◆ Objective: Please say how many lines of the listing hold "distinct", with no other words in the answer.
++++
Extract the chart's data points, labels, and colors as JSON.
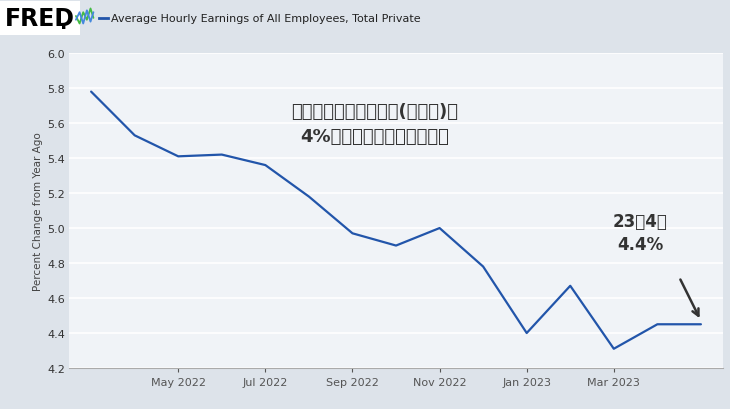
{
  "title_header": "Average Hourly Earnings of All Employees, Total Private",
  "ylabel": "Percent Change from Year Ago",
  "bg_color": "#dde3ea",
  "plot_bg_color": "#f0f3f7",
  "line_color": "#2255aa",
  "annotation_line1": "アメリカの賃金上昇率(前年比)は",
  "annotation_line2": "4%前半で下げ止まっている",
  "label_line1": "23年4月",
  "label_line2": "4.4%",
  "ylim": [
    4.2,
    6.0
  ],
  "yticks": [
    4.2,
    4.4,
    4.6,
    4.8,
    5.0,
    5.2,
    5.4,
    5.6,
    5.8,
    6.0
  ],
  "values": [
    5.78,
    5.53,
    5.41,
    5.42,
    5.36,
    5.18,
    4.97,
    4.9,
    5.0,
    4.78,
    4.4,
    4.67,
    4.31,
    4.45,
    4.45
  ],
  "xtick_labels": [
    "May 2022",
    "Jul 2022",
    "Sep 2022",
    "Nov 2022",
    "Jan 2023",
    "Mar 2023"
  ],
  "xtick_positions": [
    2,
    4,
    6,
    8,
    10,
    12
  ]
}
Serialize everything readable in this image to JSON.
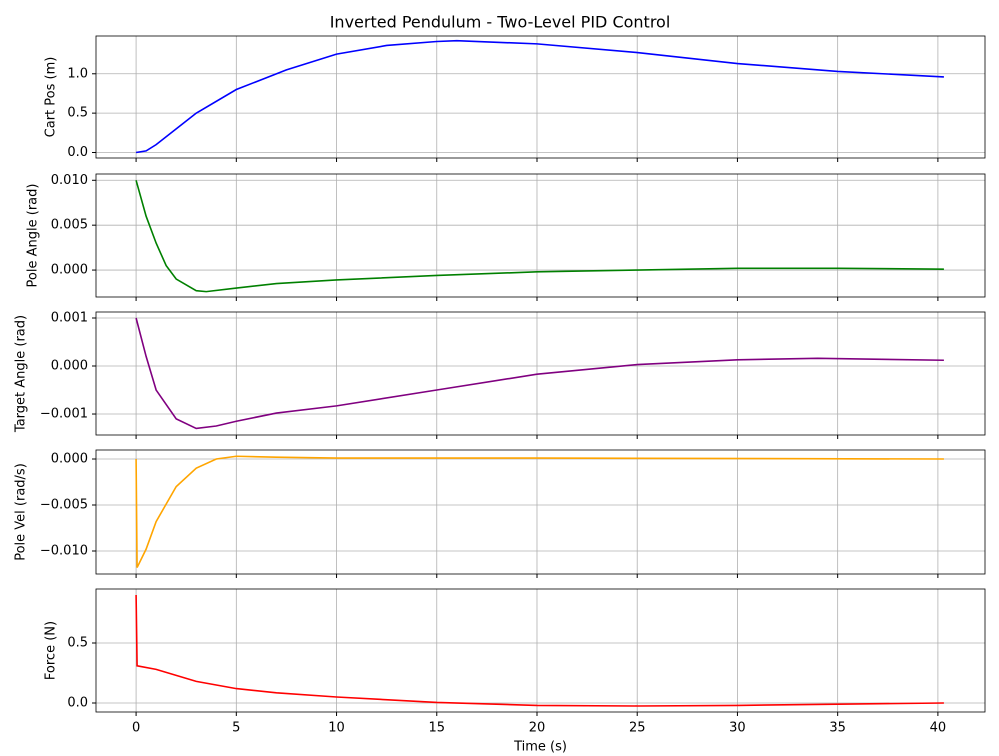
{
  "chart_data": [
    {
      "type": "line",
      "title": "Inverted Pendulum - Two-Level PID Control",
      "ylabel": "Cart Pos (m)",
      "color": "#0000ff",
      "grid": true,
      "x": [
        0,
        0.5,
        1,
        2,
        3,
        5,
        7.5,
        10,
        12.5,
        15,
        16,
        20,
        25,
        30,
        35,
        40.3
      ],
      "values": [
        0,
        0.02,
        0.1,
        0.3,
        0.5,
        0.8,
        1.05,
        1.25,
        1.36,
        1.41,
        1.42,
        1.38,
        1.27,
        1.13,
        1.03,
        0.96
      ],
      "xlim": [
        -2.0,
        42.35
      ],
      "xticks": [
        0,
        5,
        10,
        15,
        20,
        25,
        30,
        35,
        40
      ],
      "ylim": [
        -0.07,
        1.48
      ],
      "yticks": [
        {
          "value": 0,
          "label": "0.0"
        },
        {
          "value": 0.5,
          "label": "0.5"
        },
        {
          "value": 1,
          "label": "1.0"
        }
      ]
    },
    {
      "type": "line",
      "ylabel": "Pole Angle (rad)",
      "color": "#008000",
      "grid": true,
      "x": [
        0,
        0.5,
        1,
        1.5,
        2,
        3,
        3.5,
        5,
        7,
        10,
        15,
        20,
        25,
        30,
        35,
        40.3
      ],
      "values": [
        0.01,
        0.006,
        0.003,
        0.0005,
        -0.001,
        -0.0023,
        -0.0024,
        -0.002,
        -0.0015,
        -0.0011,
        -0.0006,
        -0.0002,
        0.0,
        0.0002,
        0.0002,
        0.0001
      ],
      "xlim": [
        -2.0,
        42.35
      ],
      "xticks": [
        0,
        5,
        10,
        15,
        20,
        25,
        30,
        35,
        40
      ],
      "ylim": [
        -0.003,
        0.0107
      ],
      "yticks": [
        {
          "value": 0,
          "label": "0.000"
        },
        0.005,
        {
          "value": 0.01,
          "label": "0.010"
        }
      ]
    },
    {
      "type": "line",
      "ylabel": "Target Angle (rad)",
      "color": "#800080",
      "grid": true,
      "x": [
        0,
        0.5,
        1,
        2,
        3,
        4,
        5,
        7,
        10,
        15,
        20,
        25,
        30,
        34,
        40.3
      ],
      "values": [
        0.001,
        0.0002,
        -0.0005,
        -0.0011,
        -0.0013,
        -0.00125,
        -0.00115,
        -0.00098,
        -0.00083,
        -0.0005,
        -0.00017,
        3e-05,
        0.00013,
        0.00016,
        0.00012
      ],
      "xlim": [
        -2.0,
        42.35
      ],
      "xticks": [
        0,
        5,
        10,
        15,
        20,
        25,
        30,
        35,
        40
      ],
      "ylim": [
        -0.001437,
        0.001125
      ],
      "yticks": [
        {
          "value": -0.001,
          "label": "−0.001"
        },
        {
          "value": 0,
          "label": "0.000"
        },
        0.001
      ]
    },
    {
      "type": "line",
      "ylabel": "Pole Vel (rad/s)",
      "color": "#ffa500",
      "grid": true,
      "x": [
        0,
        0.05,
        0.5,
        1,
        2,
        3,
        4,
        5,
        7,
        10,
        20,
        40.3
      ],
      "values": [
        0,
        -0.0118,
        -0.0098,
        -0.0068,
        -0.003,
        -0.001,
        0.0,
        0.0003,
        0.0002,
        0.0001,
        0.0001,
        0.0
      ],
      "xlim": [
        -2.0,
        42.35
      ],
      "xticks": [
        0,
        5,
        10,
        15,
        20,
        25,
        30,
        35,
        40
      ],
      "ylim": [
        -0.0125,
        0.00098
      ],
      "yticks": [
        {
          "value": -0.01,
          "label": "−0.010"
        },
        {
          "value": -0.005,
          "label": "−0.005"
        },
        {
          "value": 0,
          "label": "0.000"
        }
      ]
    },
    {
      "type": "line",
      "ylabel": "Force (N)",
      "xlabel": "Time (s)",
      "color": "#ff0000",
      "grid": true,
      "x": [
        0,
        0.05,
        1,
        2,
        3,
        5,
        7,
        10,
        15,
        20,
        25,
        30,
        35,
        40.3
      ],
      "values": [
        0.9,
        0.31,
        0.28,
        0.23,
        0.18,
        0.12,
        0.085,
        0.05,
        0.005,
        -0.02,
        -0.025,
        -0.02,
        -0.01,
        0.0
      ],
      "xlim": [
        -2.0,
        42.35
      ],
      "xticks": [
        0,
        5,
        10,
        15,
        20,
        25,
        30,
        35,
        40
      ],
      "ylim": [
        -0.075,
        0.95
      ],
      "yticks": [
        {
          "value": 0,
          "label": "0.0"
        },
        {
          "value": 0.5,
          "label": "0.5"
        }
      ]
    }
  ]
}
++++
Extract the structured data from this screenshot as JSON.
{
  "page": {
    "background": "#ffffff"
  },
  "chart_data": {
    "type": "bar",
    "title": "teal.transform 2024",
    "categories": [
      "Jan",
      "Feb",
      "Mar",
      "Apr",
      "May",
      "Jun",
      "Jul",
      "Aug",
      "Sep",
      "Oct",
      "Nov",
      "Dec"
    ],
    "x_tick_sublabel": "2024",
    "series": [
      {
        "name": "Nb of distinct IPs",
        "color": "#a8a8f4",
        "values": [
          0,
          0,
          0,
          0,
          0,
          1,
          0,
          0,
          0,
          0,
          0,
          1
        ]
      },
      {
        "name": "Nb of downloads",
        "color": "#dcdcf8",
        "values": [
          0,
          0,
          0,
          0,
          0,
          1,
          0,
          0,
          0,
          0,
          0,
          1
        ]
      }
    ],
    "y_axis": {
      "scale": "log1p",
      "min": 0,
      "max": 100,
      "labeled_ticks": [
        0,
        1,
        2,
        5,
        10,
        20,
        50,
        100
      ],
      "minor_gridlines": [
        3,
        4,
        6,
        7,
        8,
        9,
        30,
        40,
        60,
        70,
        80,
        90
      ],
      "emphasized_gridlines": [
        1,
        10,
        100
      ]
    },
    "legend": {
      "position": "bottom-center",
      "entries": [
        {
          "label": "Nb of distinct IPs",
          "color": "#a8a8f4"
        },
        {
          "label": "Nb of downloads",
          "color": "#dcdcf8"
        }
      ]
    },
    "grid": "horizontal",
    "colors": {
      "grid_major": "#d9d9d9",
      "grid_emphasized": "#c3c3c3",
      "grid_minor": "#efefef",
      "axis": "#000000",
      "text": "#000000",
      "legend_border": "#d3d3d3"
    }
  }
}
++++
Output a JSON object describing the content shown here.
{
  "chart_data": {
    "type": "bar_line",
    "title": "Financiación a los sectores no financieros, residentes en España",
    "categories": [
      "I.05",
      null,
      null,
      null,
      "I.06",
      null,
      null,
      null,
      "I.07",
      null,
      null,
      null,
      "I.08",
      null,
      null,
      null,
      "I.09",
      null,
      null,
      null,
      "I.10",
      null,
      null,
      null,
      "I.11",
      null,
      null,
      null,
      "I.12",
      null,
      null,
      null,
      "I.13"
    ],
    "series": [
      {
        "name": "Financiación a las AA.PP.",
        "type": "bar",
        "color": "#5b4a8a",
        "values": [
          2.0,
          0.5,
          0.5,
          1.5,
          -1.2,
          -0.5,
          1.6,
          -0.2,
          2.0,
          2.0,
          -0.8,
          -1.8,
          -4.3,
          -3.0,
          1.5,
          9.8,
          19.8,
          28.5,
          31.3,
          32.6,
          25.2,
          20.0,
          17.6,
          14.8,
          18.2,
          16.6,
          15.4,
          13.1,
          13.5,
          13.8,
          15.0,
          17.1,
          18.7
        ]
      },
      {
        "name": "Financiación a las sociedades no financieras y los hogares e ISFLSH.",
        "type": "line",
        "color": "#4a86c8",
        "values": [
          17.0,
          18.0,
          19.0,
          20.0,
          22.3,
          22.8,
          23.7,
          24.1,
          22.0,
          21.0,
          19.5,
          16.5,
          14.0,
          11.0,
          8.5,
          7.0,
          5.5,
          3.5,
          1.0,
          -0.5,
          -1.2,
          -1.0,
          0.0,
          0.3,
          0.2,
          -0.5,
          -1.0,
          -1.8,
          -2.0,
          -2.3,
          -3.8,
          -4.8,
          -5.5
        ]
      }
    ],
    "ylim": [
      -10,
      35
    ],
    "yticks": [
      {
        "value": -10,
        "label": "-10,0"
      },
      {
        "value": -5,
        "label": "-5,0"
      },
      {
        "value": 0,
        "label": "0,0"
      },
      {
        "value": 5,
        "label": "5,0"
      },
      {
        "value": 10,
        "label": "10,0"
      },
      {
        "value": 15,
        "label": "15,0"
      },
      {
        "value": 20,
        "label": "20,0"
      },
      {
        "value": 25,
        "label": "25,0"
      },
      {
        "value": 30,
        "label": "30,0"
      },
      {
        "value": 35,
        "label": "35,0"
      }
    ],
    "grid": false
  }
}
++++
◆ Worked solution: 2